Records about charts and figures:
⟨

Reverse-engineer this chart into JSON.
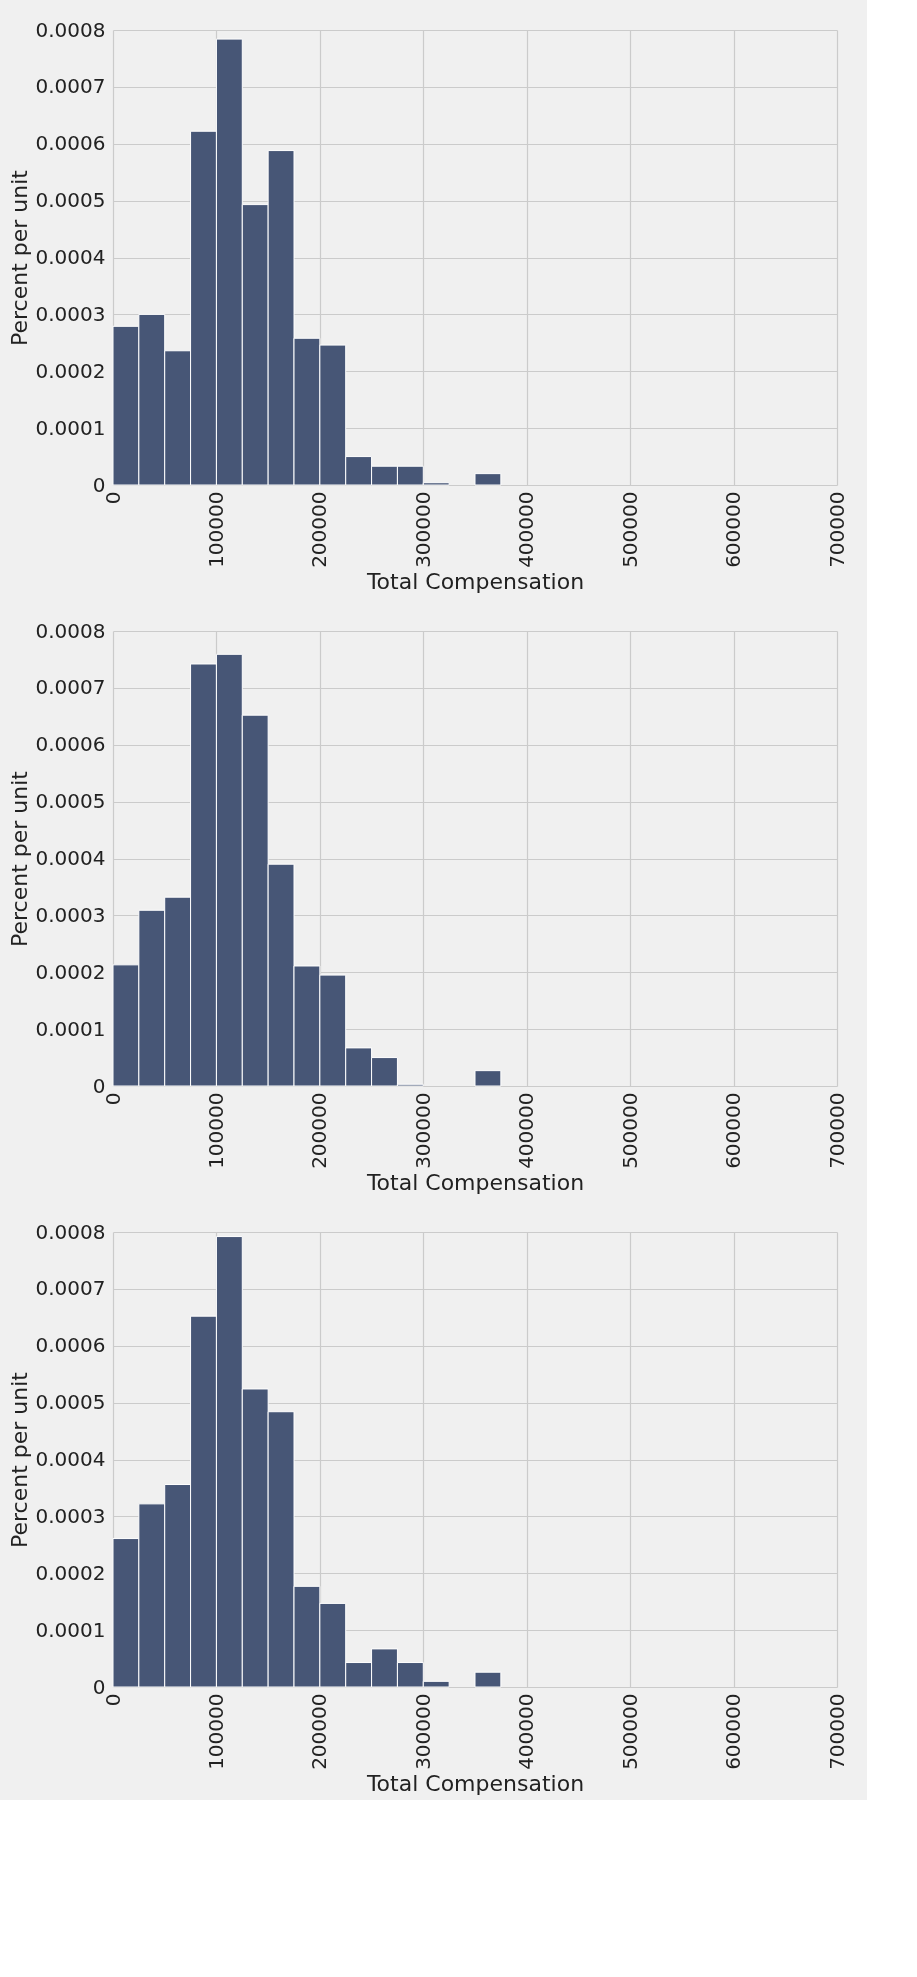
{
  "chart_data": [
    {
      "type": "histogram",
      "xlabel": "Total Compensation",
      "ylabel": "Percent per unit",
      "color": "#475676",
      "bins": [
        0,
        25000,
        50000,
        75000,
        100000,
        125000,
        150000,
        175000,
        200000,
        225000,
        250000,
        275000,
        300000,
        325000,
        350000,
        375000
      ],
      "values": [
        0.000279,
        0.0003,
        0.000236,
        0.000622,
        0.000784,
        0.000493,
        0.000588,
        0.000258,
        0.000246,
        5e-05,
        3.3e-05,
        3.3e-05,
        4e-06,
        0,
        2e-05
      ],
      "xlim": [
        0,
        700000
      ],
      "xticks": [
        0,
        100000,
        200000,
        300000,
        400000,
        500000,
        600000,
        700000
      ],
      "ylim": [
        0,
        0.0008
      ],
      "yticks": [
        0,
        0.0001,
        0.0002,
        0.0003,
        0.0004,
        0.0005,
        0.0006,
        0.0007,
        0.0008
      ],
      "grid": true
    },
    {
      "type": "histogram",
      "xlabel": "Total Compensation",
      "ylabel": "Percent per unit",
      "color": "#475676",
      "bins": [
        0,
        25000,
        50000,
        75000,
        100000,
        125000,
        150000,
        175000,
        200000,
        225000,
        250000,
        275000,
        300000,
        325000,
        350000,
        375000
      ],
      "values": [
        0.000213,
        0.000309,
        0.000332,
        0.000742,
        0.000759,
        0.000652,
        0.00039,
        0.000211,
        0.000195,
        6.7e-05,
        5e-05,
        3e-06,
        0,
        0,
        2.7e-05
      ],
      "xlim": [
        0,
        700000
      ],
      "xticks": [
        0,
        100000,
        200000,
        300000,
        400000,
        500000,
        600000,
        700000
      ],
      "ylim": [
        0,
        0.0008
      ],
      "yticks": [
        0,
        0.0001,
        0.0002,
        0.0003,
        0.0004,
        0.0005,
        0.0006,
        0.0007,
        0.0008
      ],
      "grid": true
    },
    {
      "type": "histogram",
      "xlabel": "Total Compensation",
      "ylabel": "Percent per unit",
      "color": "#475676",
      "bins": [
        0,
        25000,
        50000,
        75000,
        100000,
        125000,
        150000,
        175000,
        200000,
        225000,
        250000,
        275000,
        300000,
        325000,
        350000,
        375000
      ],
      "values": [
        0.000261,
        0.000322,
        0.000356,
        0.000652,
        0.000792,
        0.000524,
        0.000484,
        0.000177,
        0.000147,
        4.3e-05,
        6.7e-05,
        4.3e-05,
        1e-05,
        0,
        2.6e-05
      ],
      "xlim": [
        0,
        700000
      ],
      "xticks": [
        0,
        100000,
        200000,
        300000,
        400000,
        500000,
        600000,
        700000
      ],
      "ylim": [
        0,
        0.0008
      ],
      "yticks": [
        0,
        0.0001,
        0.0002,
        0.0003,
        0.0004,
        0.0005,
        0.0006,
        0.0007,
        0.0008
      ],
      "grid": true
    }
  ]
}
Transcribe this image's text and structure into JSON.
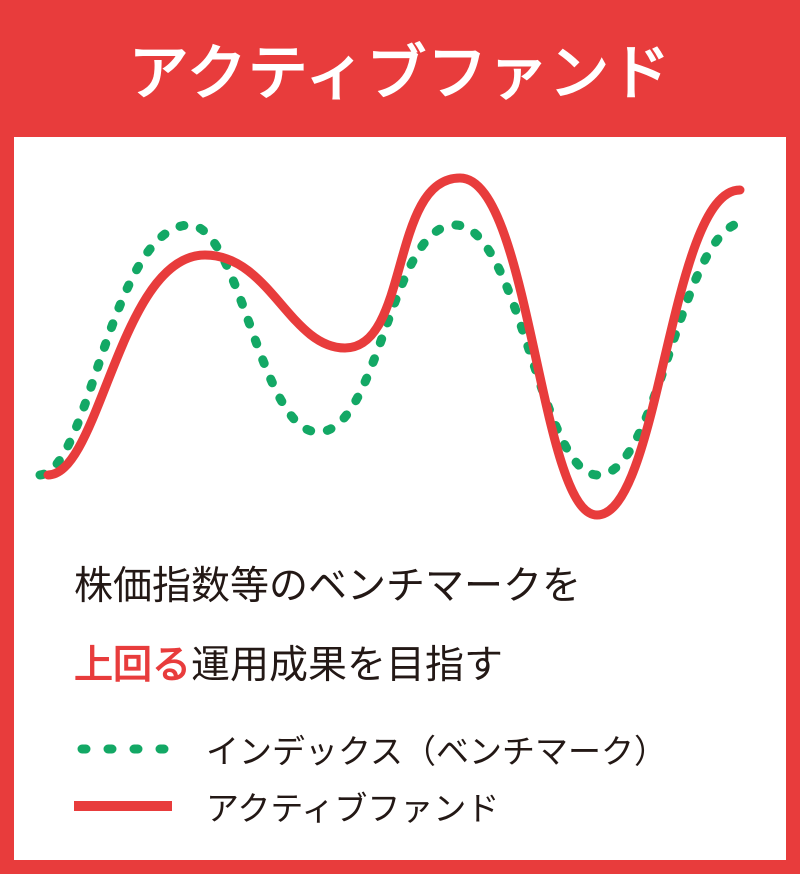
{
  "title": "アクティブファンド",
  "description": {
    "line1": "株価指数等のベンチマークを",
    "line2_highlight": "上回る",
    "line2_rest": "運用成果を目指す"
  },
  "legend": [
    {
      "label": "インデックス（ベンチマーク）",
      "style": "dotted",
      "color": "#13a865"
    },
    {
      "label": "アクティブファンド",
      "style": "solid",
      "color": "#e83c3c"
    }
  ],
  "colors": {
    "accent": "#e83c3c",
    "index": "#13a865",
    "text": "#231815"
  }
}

⟩

**Exercise task:** Quote precisely the lines of the data from the line containing "Transcribe this image's" through its final line, both included, excluding pictures.

**Exercise result:**
Transcribe this image's text and structure into JSON.
{
  "title": "アクティブファンド",
  "description": {
    "line1": "株価指数等のベンチマークを",
    "line2_highlight": "上回る",
    "line2_rest": "運用成果を目指す"
  },
  "legend": [
    {
      "label": "インデックス（ベンチマーク）",
      "style": "dotted",
      "color": "#13a865"
    },
    {
      "label": "アクティブファンド",
      "style": "solid",
      "color": "#e83c3c"
    }
  ],
  "colors": {
    "accent": "#e83c3c",
    "index": "#13a865",
    "text": "#231815"
  }
}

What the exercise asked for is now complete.